--- Extract provided ---
________

Ranking and Dividends
 
The Series B-4 Certificate of Designation provides that, subject to the rights of holders of the Class B Common Stock to receive a special dividend pursuant to the Issuer’s certificate of incorporation, or the rights of any class of the Senior Preferred (as defined below) or the B-4 Parity Stock (as defined below) approved by the Required Holders and the Required Series B-4 Holders, all shares of the Issuer’s capital stock will be junior in rank to the B-4 Preferred Shares with respect to the preferences as to dividends, distributions and payment upon the liquidation of the Issuer, certain mergers involving the Issuer, the sale of substantially all of the Issuer’s assets, certain changes in control of the Issuer or redemption. Without the prior written consent of the Required Holders and the Required Series B-4 Holders, the Series B-4 Certificate of Designation prohibits the Issuer from authorizing or issuing any shares of capital stock that rank (i) senior to the B-4 Preferred Shares in respect of the preferences as to dividends, distributions or payments upon a liquidation event, deemed liquidation event or redemption (collectively, the “Senior Preferred”) or (ii) pari passu to the B-4 Preferred Shares in respect of the preferences as to dividends, distributions or payments upon a liquidation event, deemed liquidation event or redemption (collectively, the “B-4 Parity Stock”).  The B-4 Preferred Shares are pari passu to the shares of Series B Preferred Stock in respect of preferences as to dividends, distributions and payments upon liquidation, deemed liquidation and redemption, and accordingly, the shares of Series B Preferred Stock are B-4 Parity Stock.
 
The Series B-4 Certificate of Designation also provides that each holder of the B-4 Preferred Shares will be entitled to receive preferential dividends out of funds legally available therefor in an amount per share equal to (i) 5.65% of the Series B-4 Original Price per annum, (ii) 10.65% of the Series B-4 Original Price per annum immediately upon the occurrence of a Noncompliance Event (as defined in the Series B-4 Certificate of Designation and described below) or (iii) 15.65% of the Series B-4 Original Price per annum if a Noncompliance Event remains uncured for a period of 180 days following a demand that the B-4 Preferred Shares be redeemed, in each case, compounded quarterly. Dividends on each B-4 Preferred Share are cumulative and accrue whether or not declared, and will be payable in cash, quarterly in arrears when, as and if declared by the Board.
 
Subject to the right of the holders of the Class B Common Stock to receive a special dividend and to the rights of any Senior Preferred or B-4 Parity Stock, no dividend (other than dividends payable in shares of voting common stock) may be paid on any capital stock of the Issuer during any fiscal year unless and until all accrued dividends on the B-4 Preferred Shares have been paid in full, except that, commencing with the fiscal quarter ending September 30, 2014, the Series B-4 Certificate of Designation permits the Board to authorize quarterly dividends on the Issuer’s voting common stock of up to $375,000 in aggregate; provided that certain conditions are satisfied, including, with respect to any such dividend payable after March 31, 2015, that the Issuer has had earnings before income taxes, interest, depreciation and amortization (EBITDA) of greater than $12 million in the aggregate over the four most recently completed fiscal calendar quarters. Without the prior written consent of the Required Series B-4 Holders, neither the Issuer nor any of its subsidiaries will be permitted to, (i) declare or pay any dividends on or make any other distribution in respect of any interest in it, (ii) make any capital contribution to or purchase, redeem, acquire or retire any securities in any entity, or (iii) cause or permit any reduction or retirement of the capital stock, partnership interests, membership interests of the Issuer and its subsidiaries, as applicable, subject to certain exceptions.

________

--- Direction ---
Transcribe the passage of the ranking and dividends section from "The Series B-4 Certificate of Designation also" up to and including "by the Board.", reproducing its wording and punctuation without change.

________

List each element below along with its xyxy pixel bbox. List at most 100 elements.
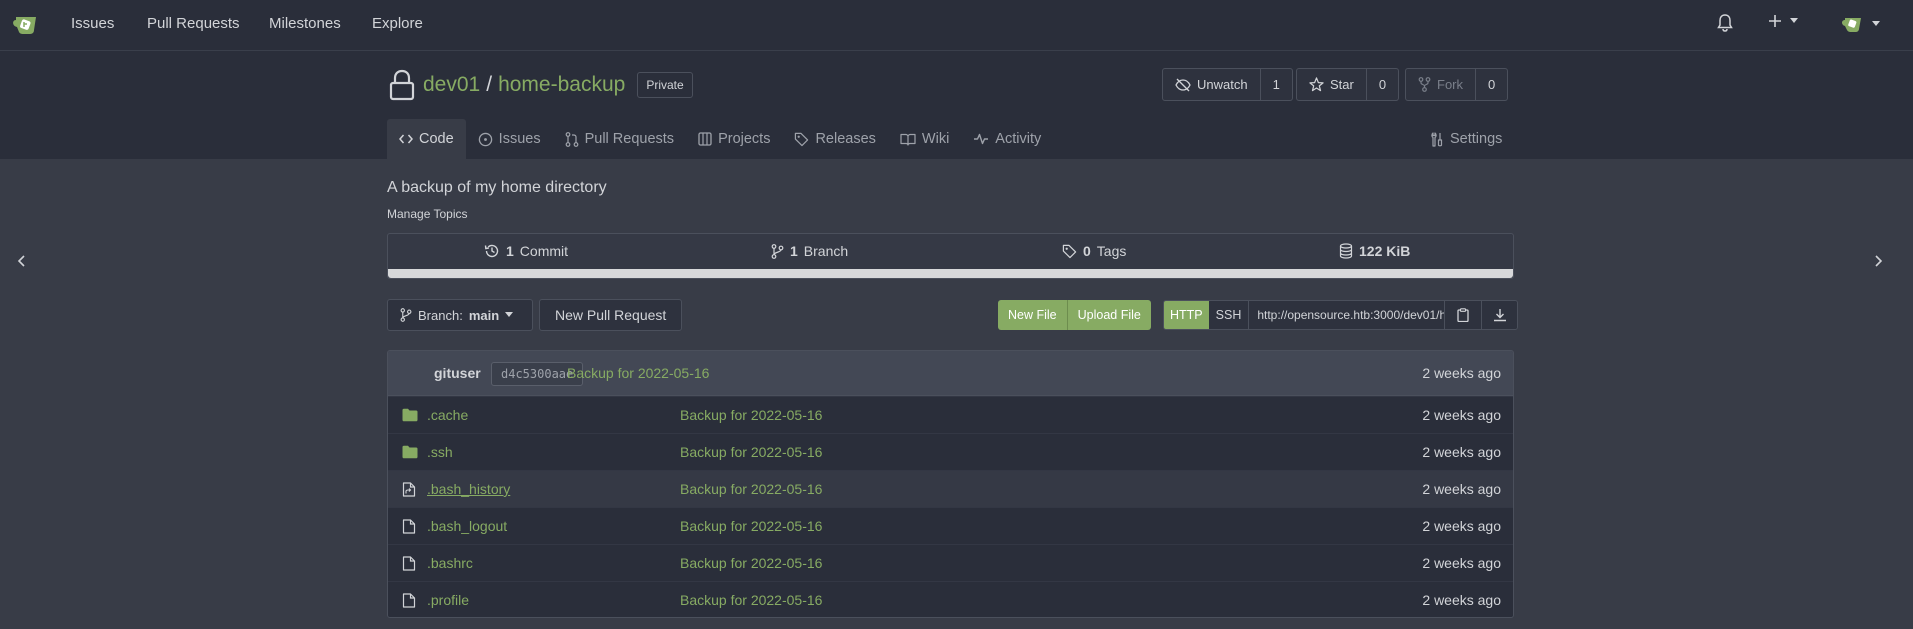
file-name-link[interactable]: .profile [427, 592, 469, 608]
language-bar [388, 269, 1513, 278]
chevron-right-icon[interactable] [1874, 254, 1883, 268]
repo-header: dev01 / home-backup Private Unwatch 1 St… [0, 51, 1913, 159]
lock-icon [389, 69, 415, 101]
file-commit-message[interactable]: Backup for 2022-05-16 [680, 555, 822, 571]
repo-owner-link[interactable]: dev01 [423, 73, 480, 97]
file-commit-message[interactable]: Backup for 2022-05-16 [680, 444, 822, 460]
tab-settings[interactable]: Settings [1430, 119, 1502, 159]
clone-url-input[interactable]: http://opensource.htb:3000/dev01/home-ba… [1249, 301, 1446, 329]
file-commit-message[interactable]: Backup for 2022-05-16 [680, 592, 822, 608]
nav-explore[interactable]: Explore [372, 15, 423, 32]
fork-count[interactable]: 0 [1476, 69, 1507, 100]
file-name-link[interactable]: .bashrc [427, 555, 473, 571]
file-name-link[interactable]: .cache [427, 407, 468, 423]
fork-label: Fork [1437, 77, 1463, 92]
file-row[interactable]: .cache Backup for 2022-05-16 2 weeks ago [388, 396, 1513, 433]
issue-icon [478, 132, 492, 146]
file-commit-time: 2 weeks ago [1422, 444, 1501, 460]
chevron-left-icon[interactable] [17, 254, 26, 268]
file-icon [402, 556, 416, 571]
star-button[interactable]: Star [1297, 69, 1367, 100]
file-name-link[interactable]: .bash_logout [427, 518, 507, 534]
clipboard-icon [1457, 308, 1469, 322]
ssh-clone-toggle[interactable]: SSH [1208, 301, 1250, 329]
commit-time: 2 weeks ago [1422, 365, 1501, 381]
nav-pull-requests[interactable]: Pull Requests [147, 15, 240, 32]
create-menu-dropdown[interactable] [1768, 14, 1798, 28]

________

--- The answer ---
The Series B-4 Certificate of Designation also provides that each holder of the B-4 Preferred Shares will be entitled to receive preferential dividends out of funds legally available therefor in an amount per share equal to (i) 5.65% of the Series B-4 Original Price per annum, (ii) 10.65% of the Series B-4 Original Price per annum immediately upon the occurrence of a Noncompliance Event (as defined in the Series B-4 Certificate of Designation and described below) or (iii) 15.65% of the Series B-4 Original Price per annum if a Noncompliance Event remains uncured for a period of 180 days following a demand that the B-4 Preferred Shares be redeemed, in each case, compounded quarterly. Dividends on each B-4 Preferred Share are cumulative and accrue whether or not declared, and will be payable in cash, quarterly in arrears when, as and if declared by the Board.